Extracted data entries:
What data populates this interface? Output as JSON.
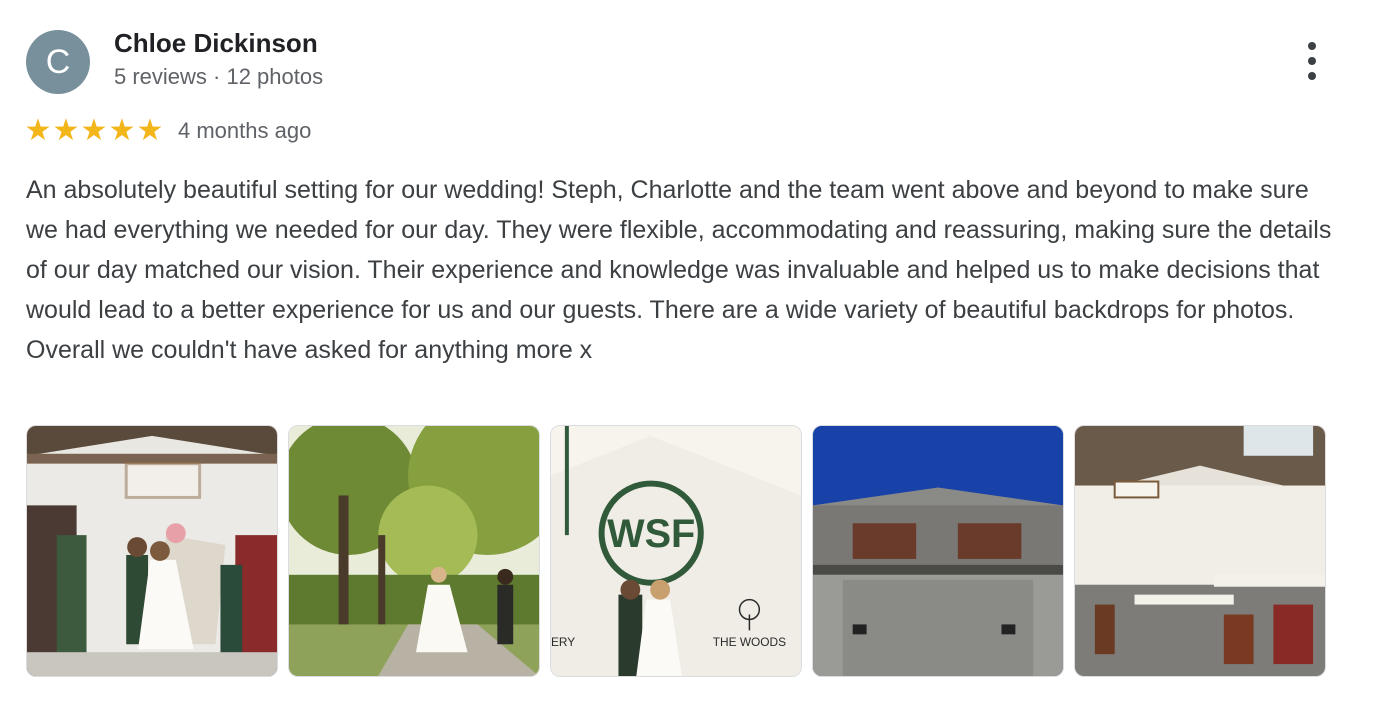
{
  "reviewer": {
    "initial": "C",
    "name": "Chloe Dickinson",
    "meta": "5 reviews · 12 photos",
    "avatar_color": "#78909c"
  },
  "rating": {
    "stars": 5,
    "max": 5,
    "star_glyph": "★",
    "time_ago": "4 months ago",
    "star_color": "#f2b61a"
  },
  "review_text": "An absolutely beautiful setting for our wedding! Steph, Charlotte and the team went above and beyond to make sure we had everything we needed for our day. They were flexible, accommodating and reassuring, making sure the details of our day matched our vision. Their experience and knowledge was invaluable and helped us to make decisions that would lead to a better experience for us and our guests. There are a wide variety of beautiful backdrops for photos. Overall we couldn't have asked for anything more x",
  "photos": [
    {
      "icon": "ceremony-photo"
    },
    {
      "icon": "couple-walking-photo"
    },
    {
      "icon": "barn-sign-photo",
      "sign_text": "WSF",
      "wall_text_left": "ERY",
      "wall_text_right": "THE WOODS"
    },
    {
      "icon": "barn-exterior-photo"
    },
    {
      "icon": "reception-hall-photo"
    }
  ],
  "menu_icon": "more-vert-icon"
}
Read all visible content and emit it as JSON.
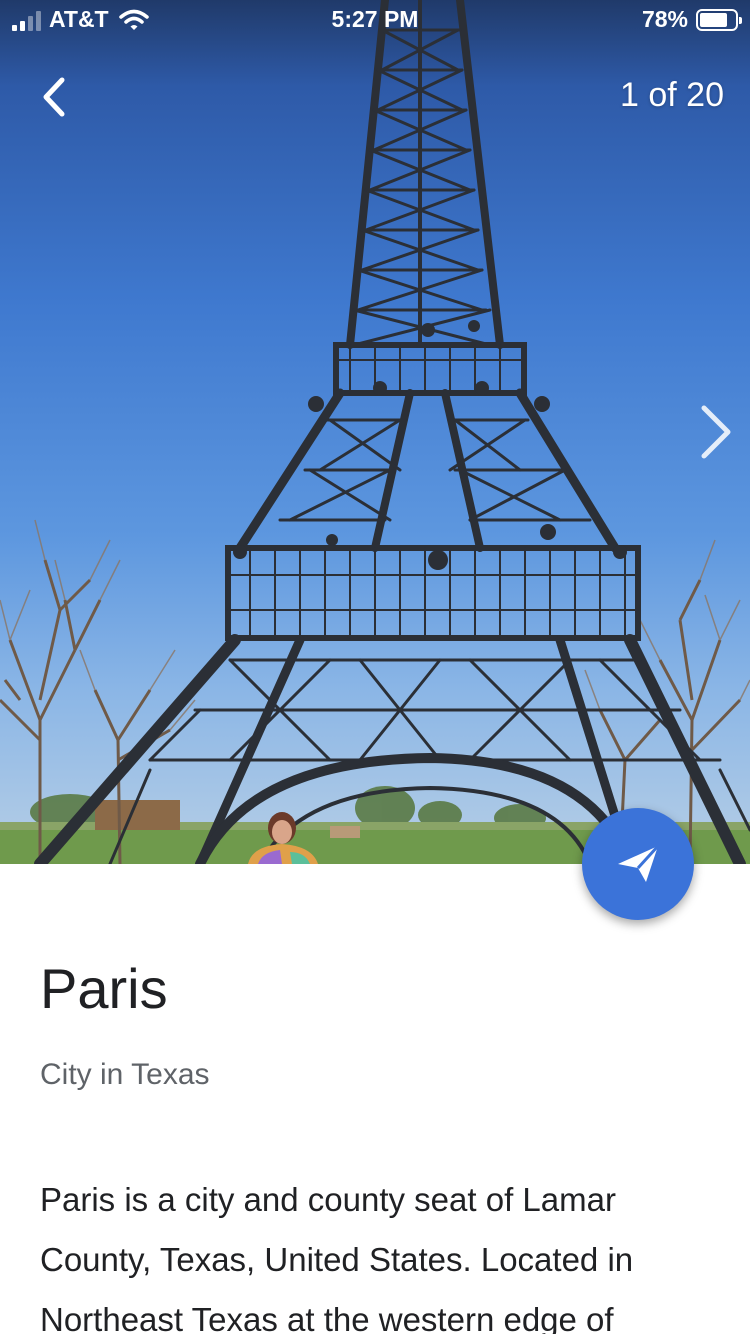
{
  "status_bar": {
    "carrier": "AT&T",
    "time": "5:27 PM",
    "battery_percent_label": "78%",
    "battery_level": 0.78,
    "signal_bars": 2,
    "signal_bars_total": 4
  },
  "photo_viewer": {
    "counter": "1 of 20",
    "back_icon": "chevron-left-icon",
    "next_icon": "chevron-right-icon"
  },
  "directions_fab": {
    "icon": "paper-plane-icon",
    "color": "#3b73d9"
  },
  "place": {
    "title": "Paris",
    "subtitle": "City in Texas",
    "description": "Paris is a city and county seat of Lamar County, Texas, United States. Located in Northeast Texas at the western edge of"
  }
}
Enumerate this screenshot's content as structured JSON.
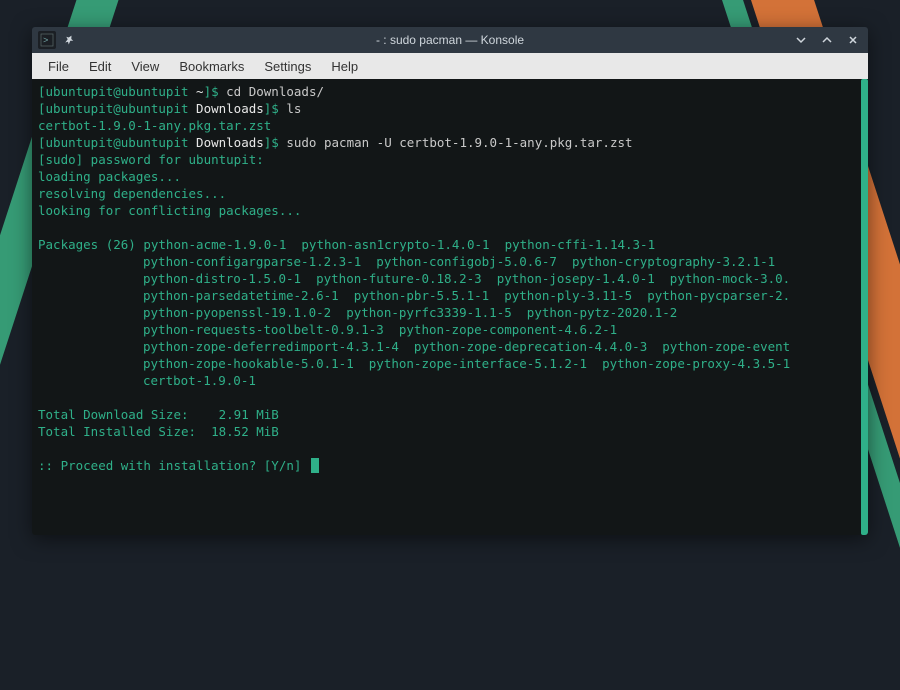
{
  "window": {
    "title": "- : sudo pacman — Konsole"
  },
  "menubar": {
    "file": "File",
    "edit": "Edit",
    "view": "View",
    "bookmarks": "Bookmarks",
    "settings": "Settings",
    "help": "Help"
  },
  "term": {
    "prompt1_userhost": "[ubuntupit@ubuntupit ",
    "prompt1_cwd": "~",
    "prompt1_end": "]$ ",
    "cmd1": "cd Downloads/",
    "prompt2_userhost": "[ubuntupit@ubuntupit ",
    "prompt2_cwd": "Downloads",
    "prompt2_end": "]$ ",
    "cmd2": "ls",
    "ls_out": "certbot-1.9.0-1-any.pkg.tar.zst",
    "prompt3_userhost": "[ubuntupit@ubuntupit ",
    "prompt3_cwd": "Downloads",
    "prompt3_end": "]$ ",
    "cmd3": "sudo pacman -U certbot-1.9.0-1-any.pkg.tar.zst",
    "sudo_line": "[sudo] password for ubuntupit:",
    "loading": "loading packages...",
    "resolving": "resolving dependencies...",
    "looking": "looking for conflicting packages...",
    "pkg_header": "Packages (26) ",
    "pkg_l1": "python-acme-1.9.0-1  python-asn1crypto-1.4.0-1  python-cffi-1.14.3-1",
    "pkg_l2": "python-configargparse-1.2.3-1  python-configobj-5.0.6-7  python-cryptography-3.2.1-1",
    "pkg_l3": "python-distro-1.5.0-1  python-future-0.18.2-3  python-josepy-1.4.0-1  python-mock-3.0.",
    "pkg_l4": "python-parsedatetime-2.6-1  python-pbr-5.5.1-1  python-ply-3.11-5  python-pycparser-2.",
    "pkg_l5": "python-pyopenssl-19.1.0-2  python-pyrfc3339-1.1-5  python-pytz-2020.1-2",
    "pkg_l6": "python-requests-toolbelt-0.9.1-3  python-zope-component-4.6.2-1",
    "pkg_l7": "python-zope-deferredimport-4.3.1-4  python-zope-deprecation-4.4.0-3  python-zope-event",
    "pkg_l8": "python-zope-hookable-5.0.1-1  python-zope-interface-5.1.2-1  python-zope-proxy-4.3.5-1",
    "pkg_l9": "certbot-1.9.0-1",
    "dl_label": "Total Download Size:    ",
    "dl_val": "2.91 MiB",
    "inst_label": "Total Installed Size:  ",
    "inst_val": "18.52 MiB",
    "proceed": ":: Proceed with installation? [Y/n] "
  }
}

### Stated goal
Work out how many lines of the material above contain the word "zope", then give only that figure.

### Full answer
3